Task goal => Write out every line below that includes the word "TradingView".

(Figure dataset records)
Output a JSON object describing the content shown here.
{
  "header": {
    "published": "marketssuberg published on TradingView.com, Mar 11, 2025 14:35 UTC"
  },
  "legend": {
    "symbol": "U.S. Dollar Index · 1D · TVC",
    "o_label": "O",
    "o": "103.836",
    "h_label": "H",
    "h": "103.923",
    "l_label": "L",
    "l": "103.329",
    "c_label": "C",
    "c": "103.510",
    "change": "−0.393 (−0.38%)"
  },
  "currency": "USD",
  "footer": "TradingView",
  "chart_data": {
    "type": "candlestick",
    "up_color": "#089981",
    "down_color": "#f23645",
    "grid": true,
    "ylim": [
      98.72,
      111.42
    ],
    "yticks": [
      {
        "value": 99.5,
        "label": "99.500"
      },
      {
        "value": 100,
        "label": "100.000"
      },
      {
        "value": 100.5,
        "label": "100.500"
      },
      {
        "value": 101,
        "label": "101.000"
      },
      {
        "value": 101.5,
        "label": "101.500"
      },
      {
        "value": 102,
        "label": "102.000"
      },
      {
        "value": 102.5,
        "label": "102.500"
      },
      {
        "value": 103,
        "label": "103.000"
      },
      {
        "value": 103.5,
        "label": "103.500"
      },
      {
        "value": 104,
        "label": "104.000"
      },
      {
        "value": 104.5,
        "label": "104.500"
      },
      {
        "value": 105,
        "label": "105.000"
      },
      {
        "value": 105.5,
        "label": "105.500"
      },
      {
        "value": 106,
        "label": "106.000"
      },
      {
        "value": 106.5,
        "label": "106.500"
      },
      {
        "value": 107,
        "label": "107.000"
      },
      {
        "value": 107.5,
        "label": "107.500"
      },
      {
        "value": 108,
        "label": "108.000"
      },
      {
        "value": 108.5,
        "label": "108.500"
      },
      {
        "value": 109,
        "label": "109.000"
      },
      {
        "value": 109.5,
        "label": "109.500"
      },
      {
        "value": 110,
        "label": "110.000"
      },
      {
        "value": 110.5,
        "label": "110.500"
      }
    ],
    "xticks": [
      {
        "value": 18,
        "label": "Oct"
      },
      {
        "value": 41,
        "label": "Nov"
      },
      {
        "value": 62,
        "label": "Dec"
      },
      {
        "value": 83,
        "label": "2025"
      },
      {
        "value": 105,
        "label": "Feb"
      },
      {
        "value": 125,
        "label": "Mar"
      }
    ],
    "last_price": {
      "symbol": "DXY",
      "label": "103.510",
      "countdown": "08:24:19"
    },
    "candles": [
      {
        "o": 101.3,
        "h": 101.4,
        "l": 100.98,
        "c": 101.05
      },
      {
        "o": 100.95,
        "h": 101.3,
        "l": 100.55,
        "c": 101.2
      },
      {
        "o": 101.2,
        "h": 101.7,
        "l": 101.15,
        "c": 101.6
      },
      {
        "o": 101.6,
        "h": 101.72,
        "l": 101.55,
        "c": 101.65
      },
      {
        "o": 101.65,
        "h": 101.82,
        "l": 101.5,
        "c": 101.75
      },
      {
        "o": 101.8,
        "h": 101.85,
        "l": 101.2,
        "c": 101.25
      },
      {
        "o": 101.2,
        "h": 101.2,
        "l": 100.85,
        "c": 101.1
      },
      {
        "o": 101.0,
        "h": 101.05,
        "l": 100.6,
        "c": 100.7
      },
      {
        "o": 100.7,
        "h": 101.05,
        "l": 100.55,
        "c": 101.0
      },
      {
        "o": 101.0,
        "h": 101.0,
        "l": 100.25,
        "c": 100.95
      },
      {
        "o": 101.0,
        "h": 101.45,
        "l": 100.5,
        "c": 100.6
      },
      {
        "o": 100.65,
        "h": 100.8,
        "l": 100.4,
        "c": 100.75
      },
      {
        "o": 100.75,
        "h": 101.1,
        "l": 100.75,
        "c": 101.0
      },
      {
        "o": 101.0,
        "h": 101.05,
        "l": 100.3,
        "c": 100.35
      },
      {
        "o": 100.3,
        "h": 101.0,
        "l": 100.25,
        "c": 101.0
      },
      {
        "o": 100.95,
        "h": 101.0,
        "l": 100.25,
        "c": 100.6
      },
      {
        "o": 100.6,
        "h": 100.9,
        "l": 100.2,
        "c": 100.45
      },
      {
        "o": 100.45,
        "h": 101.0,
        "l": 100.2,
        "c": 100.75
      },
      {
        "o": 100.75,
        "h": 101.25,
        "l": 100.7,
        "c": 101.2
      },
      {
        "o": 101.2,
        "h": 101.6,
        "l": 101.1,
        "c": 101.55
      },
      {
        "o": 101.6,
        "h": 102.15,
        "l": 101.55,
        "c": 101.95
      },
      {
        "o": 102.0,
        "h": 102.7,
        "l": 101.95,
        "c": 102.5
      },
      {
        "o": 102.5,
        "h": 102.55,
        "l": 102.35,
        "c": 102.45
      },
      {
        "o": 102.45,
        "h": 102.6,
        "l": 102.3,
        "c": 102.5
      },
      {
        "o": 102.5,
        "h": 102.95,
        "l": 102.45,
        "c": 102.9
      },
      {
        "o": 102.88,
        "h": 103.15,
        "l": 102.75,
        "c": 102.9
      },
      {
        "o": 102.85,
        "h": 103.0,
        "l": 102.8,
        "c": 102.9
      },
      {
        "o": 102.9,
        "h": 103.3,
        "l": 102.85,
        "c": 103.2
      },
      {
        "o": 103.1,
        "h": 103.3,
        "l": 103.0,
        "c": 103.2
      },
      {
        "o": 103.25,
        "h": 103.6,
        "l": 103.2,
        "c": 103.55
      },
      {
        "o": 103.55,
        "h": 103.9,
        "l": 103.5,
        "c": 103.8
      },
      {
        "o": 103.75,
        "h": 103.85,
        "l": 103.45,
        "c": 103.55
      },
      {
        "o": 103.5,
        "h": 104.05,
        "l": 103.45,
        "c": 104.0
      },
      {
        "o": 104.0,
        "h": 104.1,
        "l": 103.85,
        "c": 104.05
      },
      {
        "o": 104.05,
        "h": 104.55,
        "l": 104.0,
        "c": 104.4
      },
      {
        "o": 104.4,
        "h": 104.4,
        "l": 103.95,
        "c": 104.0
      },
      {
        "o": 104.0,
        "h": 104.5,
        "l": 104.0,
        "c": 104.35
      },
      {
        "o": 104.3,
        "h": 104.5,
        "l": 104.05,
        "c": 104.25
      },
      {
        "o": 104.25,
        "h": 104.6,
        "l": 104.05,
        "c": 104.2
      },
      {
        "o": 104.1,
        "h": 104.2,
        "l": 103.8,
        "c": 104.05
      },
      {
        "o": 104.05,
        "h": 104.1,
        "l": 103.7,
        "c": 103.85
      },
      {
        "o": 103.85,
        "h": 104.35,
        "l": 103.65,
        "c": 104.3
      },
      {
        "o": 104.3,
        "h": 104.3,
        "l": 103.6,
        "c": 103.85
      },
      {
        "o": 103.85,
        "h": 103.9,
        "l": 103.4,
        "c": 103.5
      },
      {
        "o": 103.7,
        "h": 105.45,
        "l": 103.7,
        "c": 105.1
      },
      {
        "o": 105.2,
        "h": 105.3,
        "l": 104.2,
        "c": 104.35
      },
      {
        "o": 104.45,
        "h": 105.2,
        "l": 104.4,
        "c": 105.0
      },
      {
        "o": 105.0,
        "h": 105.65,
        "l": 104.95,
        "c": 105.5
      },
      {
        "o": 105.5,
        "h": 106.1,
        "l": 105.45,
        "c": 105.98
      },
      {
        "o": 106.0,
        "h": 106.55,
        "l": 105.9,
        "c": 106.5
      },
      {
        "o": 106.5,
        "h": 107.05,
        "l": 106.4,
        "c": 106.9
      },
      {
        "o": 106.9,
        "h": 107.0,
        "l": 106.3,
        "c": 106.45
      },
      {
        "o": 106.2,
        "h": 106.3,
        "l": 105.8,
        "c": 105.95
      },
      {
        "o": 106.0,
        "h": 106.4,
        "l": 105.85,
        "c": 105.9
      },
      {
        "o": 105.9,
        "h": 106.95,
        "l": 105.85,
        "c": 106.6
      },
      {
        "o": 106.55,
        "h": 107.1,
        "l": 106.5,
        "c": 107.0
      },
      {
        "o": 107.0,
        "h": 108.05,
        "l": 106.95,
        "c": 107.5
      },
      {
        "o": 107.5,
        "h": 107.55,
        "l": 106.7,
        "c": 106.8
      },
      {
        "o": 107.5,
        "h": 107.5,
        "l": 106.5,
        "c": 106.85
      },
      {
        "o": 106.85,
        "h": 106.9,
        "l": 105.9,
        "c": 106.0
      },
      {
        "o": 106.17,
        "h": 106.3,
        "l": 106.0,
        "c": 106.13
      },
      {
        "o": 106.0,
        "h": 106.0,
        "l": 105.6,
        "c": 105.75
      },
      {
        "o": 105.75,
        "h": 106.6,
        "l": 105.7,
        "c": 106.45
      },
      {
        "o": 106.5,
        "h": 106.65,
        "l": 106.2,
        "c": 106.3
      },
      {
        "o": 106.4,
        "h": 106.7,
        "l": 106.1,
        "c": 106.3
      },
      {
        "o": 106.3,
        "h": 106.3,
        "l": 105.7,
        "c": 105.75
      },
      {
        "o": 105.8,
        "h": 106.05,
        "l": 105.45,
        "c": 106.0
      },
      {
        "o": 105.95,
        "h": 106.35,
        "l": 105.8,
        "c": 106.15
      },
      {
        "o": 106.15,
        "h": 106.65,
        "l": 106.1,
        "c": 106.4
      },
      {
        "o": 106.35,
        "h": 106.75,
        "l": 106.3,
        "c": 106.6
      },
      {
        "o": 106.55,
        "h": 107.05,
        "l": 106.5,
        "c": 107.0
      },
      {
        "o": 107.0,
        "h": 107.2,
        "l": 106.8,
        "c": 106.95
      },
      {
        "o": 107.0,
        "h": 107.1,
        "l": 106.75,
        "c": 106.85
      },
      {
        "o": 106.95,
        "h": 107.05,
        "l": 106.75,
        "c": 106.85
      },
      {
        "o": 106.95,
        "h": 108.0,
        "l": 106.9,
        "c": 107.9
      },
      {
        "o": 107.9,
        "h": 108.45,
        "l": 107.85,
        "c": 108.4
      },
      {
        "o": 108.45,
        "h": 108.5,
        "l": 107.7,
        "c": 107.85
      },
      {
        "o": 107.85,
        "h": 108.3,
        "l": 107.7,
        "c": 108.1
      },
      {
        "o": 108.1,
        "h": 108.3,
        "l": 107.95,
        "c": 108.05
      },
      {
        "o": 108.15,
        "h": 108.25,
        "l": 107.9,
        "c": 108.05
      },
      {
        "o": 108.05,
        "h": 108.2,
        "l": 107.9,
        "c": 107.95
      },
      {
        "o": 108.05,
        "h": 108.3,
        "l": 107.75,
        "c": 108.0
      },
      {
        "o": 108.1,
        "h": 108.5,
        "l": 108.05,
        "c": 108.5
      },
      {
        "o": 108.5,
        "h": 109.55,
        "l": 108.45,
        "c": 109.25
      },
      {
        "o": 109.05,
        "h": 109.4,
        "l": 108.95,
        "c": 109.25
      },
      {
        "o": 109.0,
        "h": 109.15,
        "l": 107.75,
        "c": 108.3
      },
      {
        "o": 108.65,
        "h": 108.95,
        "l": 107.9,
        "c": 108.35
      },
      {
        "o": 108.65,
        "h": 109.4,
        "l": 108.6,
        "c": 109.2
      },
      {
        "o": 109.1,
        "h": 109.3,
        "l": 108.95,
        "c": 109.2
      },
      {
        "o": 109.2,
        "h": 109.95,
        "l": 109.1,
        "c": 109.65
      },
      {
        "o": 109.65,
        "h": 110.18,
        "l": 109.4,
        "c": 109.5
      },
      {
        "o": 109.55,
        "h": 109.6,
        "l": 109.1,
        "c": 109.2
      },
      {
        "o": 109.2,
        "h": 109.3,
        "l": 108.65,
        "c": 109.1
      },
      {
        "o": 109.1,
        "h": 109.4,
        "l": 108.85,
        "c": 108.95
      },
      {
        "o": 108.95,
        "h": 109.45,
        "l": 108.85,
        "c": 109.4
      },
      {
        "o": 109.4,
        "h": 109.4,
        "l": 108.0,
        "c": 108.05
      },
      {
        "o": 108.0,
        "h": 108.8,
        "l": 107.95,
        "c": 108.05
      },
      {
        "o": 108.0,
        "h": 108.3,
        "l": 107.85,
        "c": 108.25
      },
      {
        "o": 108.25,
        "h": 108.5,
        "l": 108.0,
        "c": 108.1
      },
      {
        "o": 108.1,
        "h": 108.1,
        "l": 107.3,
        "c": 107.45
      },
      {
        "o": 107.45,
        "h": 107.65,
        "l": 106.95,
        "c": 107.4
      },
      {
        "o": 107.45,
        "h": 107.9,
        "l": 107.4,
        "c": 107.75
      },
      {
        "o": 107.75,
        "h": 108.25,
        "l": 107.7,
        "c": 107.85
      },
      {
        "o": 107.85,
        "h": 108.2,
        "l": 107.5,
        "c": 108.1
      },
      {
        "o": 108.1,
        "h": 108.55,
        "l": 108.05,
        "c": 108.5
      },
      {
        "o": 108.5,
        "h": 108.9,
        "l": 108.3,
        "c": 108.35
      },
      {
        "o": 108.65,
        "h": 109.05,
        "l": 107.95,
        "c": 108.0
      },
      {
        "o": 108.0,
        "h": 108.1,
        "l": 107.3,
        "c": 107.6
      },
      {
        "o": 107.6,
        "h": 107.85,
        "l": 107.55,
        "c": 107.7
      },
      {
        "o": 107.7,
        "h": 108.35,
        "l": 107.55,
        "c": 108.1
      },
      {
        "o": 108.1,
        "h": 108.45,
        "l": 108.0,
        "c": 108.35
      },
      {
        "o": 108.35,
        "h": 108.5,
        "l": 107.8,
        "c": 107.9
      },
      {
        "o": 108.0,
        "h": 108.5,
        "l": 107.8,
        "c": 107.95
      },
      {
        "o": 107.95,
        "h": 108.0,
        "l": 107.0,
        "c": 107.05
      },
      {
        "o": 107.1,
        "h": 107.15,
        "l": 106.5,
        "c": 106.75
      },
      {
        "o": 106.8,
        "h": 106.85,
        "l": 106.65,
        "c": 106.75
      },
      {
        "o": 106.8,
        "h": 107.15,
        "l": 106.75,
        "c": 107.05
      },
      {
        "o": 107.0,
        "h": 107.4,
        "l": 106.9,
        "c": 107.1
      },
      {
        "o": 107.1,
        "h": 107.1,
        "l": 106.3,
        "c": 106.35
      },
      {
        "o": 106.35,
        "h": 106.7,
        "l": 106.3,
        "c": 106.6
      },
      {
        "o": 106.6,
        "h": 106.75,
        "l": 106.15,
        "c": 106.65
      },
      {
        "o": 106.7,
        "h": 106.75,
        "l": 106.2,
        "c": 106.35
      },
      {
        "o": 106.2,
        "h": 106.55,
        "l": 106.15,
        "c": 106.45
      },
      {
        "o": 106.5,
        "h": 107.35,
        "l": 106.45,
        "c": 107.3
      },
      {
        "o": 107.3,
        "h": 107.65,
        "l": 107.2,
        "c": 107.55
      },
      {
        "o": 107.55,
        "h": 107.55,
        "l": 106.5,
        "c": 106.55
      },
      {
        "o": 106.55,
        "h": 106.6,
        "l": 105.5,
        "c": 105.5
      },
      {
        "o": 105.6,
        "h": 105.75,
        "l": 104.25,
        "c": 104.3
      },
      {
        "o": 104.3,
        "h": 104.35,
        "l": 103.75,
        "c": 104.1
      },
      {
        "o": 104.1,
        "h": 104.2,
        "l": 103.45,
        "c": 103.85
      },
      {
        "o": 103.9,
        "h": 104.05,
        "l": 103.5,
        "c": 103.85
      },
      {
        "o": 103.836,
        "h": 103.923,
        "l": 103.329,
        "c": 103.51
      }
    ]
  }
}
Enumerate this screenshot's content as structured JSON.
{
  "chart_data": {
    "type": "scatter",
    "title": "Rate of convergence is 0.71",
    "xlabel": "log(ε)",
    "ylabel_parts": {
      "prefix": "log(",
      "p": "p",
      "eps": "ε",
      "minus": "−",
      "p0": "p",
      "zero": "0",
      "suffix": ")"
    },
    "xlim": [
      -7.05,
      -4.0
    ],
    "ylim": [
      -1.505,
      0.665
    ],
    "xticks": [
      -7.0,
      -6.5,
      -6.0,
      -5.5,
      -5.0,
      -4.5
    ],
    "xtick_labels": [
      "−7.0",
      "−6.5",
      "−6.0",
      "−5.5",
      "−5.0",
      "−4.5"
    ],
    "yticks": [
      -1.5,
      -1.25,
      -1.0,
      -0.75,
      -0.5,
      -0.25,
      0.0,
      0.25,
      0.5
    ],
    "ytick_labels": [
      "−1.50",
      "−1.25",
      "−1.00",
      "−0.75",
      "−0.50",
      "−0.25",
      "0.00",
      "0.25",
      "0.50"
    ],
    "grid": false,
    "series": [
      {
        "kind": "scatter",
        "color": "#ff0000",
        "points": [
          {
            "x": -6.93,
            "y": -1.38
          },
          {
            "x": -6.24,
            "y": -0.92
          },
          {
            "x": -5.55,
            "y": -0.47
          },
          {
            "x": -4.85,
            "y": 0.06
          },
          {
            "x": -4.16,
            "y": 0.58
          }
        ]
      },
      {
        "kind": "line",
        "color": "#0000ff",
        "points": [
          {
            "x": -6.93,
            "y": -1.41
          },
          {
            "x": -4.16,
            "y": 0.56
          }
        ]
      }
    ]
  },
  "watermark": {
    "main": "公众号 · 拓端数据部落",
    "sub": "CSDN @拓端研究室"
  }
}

Reply =>
    "published": "marketssuberg published on TradingView.com, Mar 11, 2025 14:35 UTC"
  "footer": "TradingView",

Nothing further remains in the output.